→ **THE REQUEST**
Every line containing the word "Index" needs to be found and copied.

* BEGIN DATASET *

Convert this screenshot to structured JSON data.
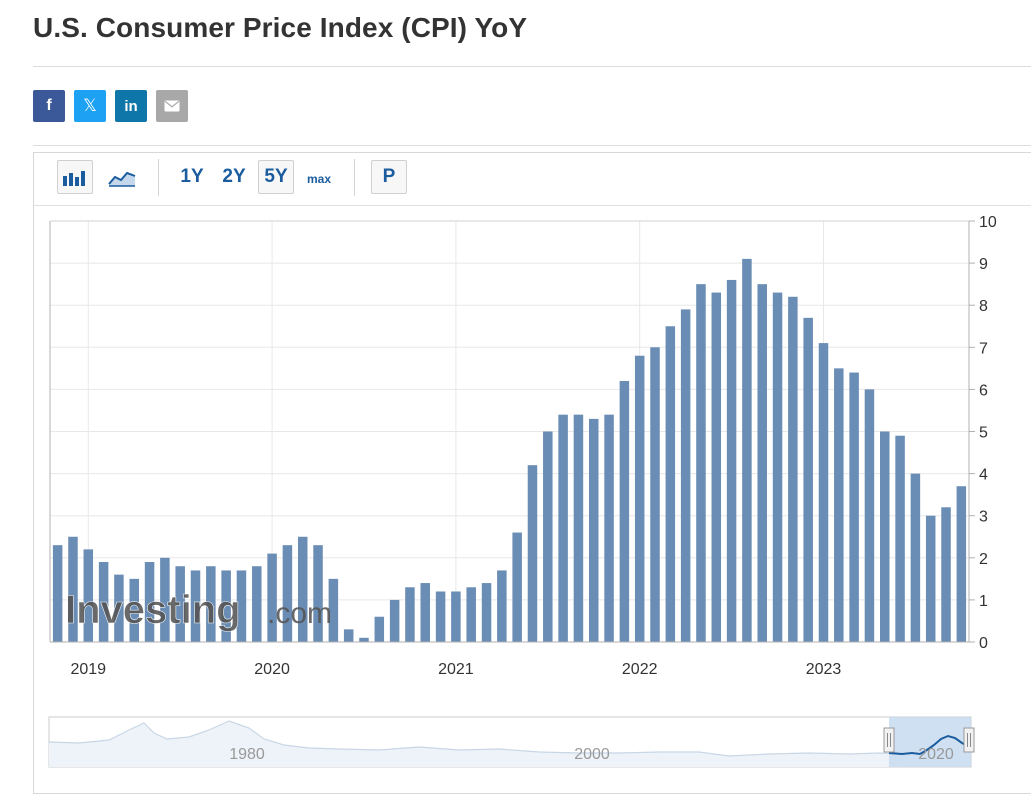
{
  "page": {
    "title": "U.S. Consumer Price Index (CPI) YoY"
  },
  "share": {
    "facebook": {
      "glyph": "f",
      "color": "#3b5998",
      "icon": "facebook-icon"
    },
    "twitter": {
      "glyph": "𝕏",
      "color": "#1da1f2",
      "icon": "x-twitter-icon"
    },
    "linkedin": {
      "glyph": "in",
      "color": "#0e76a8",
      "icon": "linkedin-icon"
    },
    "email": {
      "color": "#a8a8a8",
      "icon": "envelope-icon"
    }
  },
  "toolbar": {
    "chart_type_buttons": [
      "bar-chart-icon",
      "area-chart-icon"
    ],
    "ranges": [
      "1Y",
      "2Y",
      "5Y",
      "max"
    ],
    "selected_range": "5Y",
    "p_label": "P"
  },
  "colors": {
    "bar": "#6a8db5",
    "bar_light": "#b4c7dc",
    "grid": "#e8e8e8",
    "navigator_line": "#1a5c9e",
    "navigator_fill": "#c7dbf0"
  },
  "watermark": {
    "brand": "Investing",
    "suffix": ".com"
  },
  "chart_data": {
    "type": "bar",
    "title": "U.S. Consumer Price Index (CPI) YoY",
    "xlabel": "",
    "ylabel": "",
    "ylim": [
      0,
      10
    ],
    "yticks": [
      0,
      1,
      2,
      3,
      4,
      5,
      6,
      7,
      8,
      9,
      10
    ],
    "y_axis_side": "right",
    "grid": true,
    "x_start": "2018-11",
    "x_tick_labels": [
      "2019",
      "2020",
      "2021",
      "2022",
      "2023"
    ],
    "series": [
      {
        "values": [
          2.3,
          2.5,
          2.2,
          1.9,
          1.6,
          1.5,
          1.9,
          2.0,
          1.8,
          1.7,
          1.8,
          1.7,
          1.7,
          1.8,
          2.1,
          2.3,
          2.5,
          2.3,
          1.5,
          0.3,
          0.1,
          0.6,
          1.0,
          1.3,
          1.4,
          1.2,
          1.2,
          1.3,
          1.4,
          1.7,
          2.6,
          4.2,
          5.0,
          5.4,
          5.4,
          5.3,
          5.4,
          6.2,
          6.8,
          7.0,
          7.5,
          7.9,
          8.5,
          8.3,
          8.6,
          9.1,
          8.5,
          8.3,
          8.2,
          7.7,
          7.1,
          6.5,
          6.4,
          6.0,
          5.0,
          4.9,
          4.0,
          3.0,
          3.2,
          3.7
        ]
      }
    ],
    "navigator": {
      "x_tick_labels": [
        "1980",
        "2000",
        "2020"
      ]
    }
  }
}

* END DATASET *
* BEGIN DATASET *

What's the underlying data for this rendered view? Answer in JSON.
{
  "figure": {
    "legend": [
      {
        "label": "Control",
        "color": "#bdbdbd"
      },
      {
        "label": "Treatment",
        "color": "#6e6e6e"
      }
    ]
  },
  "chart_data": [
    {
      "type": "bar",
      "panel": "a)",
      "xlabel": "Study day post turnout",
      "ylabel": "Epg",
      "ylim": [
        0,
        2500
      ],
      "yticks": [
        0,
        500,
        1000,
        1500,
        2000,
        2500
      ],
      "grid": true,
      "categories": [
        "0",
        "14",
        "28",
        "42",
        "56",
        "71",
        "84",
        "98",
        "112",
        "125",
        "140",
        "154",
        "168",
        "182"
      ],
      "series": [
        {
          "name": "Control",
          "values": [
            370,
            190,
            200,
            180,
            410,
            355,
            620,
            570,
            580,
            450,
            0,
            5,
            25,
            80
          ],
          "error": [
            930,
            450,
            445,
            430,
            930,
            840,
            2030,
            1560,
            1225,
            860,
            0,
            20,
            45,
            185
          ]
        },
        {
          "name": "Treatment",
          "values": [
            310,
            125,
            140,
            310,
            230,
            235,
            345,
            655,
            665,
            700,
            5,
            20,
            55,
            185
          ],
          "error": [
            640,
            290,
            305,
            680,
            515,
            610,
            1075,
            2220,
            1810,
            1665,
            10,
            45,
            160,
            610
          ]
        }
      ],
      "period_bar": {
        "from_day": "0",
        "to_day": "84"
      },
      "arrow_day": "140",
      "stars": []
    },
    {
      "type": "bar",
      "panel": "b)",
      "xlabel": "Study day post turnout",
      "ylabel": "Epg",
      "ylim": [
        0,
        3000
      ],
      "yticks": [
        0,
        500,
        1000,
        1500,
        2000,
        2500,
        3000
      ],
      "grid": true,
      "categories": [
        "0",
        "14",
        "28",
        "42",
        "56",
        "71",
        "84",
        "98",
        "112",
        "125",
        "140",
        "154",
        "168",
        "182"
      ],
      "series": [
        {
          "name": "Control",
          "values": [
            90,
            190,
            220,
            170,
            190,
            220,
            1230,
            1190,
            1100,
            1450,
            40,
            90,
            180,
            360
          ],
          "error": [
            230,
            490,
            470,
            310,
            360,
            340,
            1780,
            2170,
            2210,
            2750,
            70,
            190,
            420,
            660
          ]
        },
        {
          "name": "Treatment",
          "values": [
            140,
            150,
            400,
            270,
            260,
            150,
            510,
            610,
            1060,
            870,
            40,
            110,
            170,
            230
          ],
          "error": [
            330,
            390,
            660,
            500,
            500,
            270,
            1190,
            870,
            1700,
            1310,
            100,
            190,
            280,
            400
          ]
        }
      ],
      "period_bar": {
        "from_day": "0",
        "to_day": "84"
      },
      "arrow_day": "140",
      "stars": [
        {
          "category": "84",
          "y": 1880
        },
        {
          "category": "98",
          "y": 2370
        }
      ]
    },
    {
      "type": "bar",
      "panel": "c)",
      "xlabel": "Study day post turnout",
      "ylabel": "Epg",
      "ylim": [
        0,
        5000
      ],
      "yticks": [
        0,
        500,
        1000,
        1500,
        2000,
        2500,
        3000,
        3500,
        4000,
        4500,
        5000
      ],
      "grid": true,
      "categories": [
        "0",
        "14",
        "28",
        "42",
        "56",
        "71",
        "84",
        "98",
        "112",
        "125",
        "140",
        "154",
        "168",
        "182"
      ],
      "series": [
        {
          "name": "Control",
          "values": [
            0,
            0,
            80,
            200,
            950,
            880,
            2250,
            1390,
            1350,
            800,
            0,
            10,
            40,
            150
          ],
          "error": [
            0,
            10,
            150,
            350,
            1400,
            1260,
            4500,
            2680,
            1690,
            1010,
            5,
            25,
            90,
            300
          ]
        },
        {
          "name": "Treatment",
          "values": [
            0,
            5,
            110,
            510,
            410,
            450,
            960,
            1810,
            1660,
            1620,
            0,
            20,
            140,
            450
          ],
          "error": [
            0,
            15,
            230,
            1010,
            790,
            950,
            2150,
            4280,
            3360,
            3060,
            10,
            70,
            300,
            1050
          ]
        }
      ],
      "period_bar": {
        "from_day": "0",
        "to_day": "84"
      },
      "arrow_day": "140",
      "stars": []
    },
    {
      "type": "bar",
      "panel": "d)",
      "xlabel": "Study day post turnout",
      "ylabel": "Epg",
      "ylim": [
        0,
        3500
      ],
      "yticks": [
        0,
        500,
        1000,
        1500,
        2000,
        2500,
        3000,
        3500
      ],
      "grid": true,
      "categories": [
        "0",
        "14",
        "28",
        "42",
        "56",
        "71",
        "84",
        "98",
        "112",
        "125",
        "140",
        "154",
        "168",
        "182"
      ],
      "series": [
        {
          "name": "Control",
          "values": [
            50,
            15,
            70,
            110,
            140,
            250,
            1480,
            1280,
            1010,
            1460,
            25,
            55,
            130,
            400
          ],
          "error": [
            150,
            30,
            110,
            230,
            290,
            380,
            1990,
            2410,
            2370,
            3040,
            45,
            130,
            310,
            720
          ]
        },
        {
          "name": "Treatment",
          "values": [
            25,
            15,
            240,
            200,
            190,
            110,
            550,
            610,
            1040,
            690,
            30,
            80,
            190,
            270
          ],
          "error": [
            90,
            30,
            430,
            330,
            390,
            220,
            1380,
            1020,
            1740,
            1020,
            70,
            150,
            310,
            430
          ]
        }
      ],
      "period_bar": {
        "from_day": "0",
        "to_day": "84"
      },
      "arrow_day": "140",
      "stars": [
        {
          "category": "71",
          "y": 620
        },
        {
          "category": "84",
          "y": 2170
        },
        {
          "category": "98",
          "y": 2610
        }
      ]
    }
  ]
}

* END DATASET *

→ **SOLUTION TO THIS PROBLEM**
    "title": "U.S. Consumer Price Index (CPI) YoY"
    "title": "U.S. Consumer Price Index (CPI) YoY",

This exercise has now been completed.